Start of DATASET EXCERPTS

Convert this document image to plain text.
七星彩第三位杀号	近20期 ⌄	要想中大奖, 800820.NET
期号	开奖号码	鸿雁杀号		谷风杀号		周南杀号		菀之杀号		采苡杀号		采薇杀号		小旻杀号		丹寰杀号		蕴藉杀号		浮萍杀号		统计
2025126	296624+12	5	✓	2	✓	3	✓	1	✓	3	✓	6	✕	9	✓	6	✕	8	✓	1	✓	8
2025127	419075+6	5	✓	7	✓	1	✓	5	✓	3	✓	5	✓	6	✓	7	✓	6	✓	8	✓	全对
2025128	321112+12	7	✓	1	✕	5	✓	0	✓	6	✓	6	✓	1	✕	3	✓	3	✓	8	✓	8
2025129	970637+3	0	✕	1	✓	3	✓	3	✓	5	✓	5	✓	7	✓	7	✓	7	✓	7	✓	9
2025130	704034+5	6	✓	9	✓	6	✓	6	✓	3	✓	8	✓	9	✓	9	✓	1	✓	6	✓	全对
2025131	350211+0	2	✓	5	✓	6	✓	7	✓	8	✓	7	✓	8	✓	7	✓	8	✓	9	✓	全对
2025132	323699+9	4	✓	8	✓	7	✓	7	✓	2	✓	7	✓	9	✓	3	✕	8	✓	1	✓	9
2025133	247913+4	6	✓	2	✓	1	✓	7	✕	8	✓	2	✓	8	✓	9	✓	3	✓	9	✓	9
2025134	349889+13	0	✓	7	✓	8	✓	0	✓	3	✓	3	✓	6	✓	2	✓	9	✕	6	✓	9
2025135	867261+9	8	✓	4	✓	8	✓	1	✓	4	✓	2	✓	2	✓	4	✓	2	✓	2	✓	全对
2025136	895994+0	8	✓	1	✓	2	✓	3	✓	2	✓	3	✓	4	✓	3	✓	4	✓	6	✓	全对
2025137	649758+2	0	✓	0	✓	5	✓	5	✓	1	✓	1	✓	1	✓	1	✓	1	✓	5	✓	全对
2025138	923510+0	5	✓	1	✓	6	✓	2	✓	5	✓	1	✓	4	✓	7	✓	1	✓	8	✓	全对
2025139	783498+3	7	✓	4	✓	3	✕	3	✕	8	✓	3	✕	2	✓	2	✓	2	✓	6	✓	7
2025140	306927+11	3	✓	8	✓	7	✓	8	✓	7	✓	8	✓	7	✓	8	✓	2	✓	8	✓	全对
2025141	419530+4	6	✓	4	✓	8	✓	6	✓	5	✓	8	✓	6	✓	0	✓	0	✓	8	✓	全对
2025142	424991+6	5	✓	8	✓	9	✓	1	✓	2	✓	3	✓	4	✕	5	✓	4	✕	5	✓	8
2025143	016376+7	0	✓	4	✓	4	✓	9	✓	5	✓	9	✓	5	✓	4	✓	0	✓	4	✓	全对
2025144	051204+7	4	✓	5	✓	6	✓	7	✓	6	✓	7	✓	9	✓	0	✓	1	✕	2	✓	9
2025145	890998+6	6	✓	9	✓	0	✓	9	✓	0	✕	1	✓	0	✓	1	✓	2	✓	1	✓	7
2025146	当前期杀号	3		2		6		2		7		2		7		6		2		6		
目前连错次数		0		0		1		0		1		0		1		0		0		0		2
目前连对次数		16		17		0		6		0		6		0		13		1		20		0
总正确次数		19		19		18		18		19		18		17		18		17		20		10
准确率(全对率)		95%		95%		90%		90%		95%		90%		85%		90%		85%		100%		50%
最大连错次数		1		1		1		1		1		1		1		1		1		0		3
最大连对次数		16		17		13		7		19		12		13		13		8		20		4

End of DATASET EXCERPTS

AIM OF THE EXERCISE >>
Every line of the records above needs to be given again exactly.

RESULT OF THIS TASK >>
Convert this document image to plain text.
七星彩第三位杀号	近20期 ⌄	要想中大奖, 800820.NET
期号	开奖号码	鸿雁杀号		谷风杀号		周南杀号		菀之杀号		采苡杀号		采薇杀号		小旻杀号		丹寰杀号		蕴藉杀号		浮萍杀号		统计
2025126	296624+12	5	✓	2	✓	3	✓	1	✓	3	✓	6	✕	9	✓	6	✕	8	✓	1	✓	8
2025127	419075+6	5	✓	7	✓	1	✓	5	✓	3	✓	5	✓	6	✓	7	✓	6	✓	8	✓	全对
2025128	321112+12	7	✓	1	✕	5	✓	0	✓	6	✓	6	✓	1	✕	3	✓	3	✓	8	✓	8
2025129	970637+3	0	✕	1	✓	3	✓	3	✓	5	✓	5	✓	7	✓	7	✓	7	✓	7	✓	9
2025130	704034+5	6	✓	9	✓	6	✓	6	✓	3	✓	8	✓	9	✓	9	✓	1	✓	6	✓	全对
2025131	350211+0	2	✓	5	✓	6	✓	7	✓	8	✓	7	✓	8	✓	7	✓	8	✓	9	✓	全对
2025132	323699+9	4	✓	8	✓	7	✓	7	✓	2	✓	7	✓	9	✓	3	✕	8	✓	1	✓	9
2025133	247913+4	6	✓	2	✓	1	✓	7	✕	8	✓	2	✓	8	✓	9	✓	3	✓	9	✓	9
2025134	349889+13	0	✓	7	✓	8	✓	0	✓	3	✓	3	✓	6	✓	2	✓	9	✕	6	✓	9
2025135	867261+9	8	✓	4	✓	8	✓	1	✓	4	✓	2	✓	2	✓	4	✓	2	✓	2	✓	全对
2025136	895994+0	8	✓	1	✓	2	✓	3	✓	2	✓	3	✓	4	✓	3	✓	4	✓	6	✓	全对
2025137	649758+2	0	✓	0	✓	5	✓	5	✓	1	✓	1	✓	1	✓	1	✓	1	✓	5	✓	全对
2025138	923510+0	5	✓	1	✓	6	✓	2	✓	5	✓	1	✓	4	✓	7	✓	1	✓	8	✓	全对
2025139	783498+3	7	✓	4	✓	3	✕	3	✕	8	✓	3	✕	2	✓	2	✓	2	✓	6	✓	7
2025140	306927+11	3	✓	8	✓	7	✓	8	✓	7	✓	8	✓	7	✓	8	✓	2	✓	8	✓	全对
2025141	419530+4	6	✓	4	✓	8	✓	6	✓	5	✓	8	✓	6	✓	0	✓	0	✓	8	✓	全对
2025142	424991+6	5	✓	8	✓	9	✓	1	✓	2	✓	3	✓	4	✕	5	✓	4	✕	5	✓	8
2025143	016376+7	0	✓	4	✓	4	✓	9	✓	5	✓	9	✓	5	✓	4	✓	0	✓	4	✓	全对
2025144	051204+7	4	✓	5	✓	6	✓	7	✓	6	✓	7	✓	9	✓	0	✓	1	✕	2	✓	9
2025145	890998+6	6	✓	9	✓	0	✓	9	✓	0	✕	1	✓	0	✓	1	✓	2	✓	1	✓	7
2025146	当前期杀号	3		2		6		2		7		2		7		6		2		6		
目前连错次数		0		0		1		0		1		0		1		0		0		0		2
目前连对次数		16		17		0		6		0		6		0		13		1		20		0
总正确次数		19		19		18		18		19		18		17		18		17		20		10
准确率(全对率)		95%		95%		90%		90%		95%		90%		85%		90%		85%		100%		50%
最大连错次数		1		1		1		1		1		1		1		1		1		0		3
最大连对次数		16		17		13		7		19		12		13		13		8		20		4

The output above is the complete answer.